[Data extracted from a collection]
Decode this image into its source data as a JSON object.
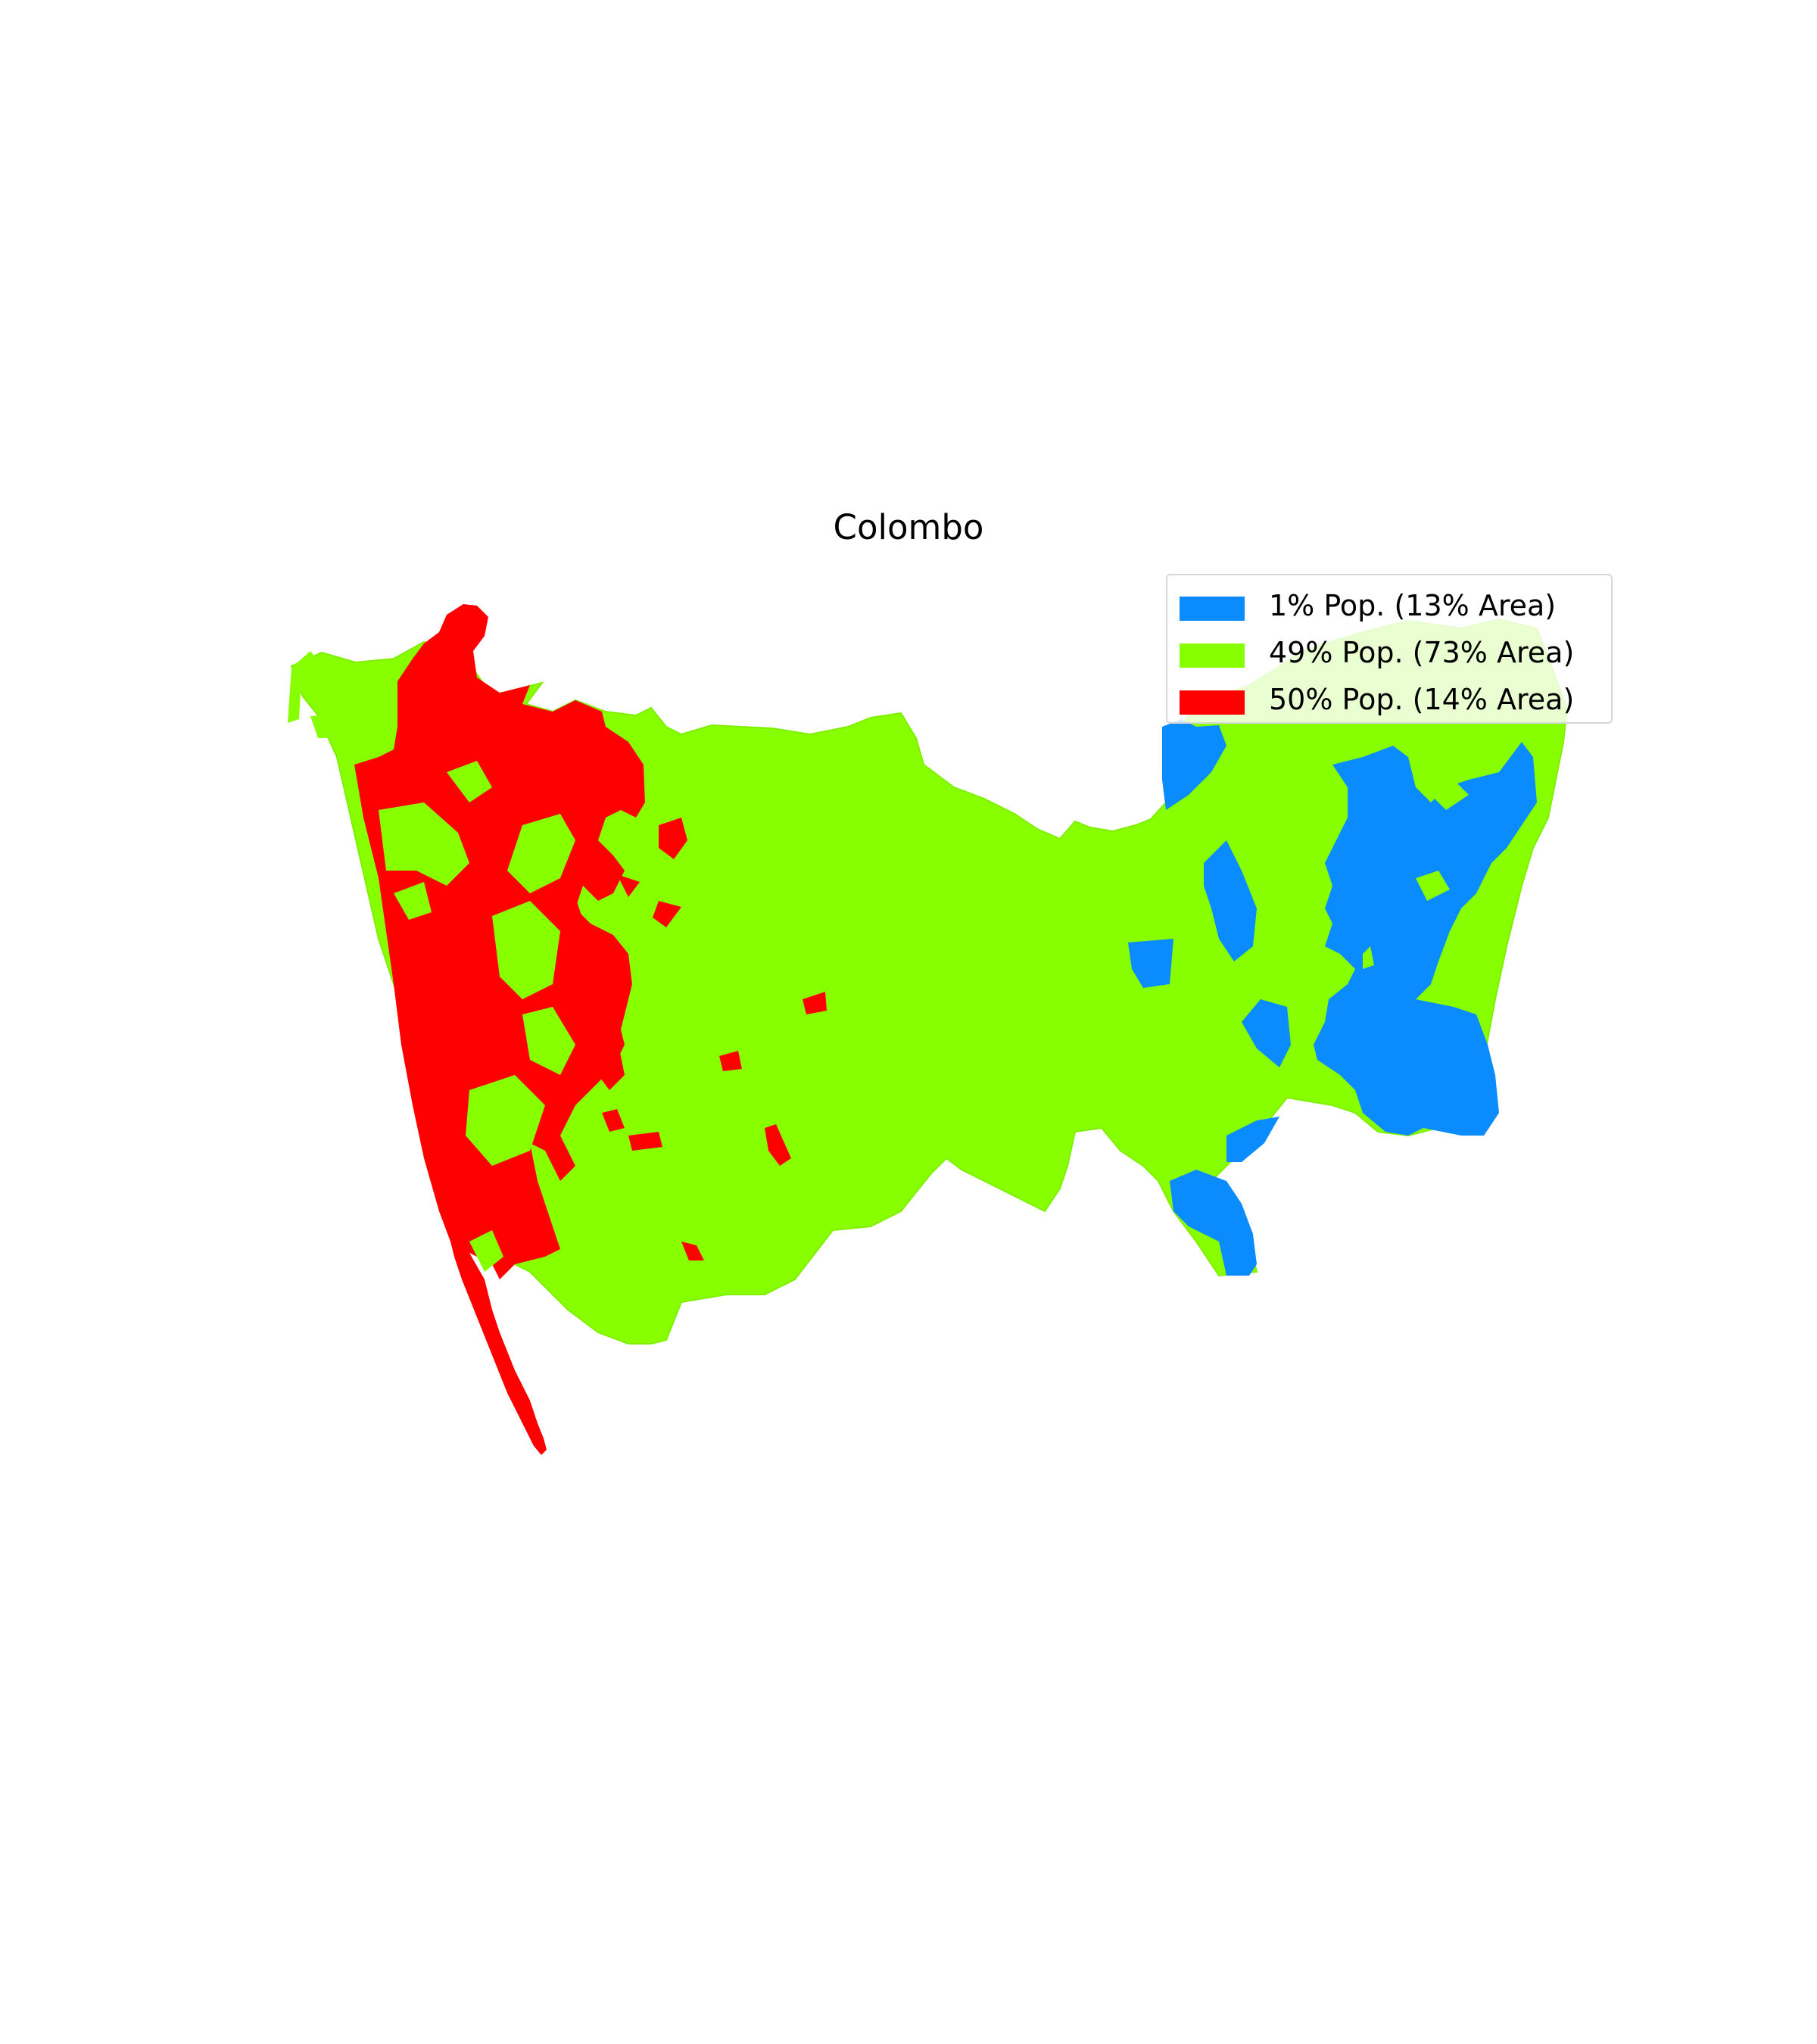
{
  "title": "Colombo",
  "colors": {
    "low": "#0a8cff",
    "mid": "#88ff00",
    "high": "#ff0000"
  },
  "legend": [
    {
      "label": "1% Pop. (13% Area)",
      "color": "#0a8cff"
    },
    {
      "label": "49% Pop. (73% Area)",
      "color": "#88ff00"
    },
    {
      "label": "50% Pop. (14% Area)",
      "color": "#ff0000"
    }
  ]
}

● **PROBLEM TO SOLVE**: Leave out the pictures and restate everything else word for word.

● **EXERCISE ANSWER**:
Decode this image into its source data as a JSON object.
{
  "title": "Colombo",
  "colors": {
    "low": "#0a8cff",
    "mid": "#88ff00",
    "high": "#ff0000"
  },
  "legend": [
    {
      "label": "1% Pop. (13% Area)",
      "color": "#0a8cff"
    },
    {
      "label": "49% Pop. (73% Area)",
      "color": "#88ff00"
    },
    {
      "label": "50% Pop. (14% Area)",
      "color": "#ff0000"
    }
  ]
}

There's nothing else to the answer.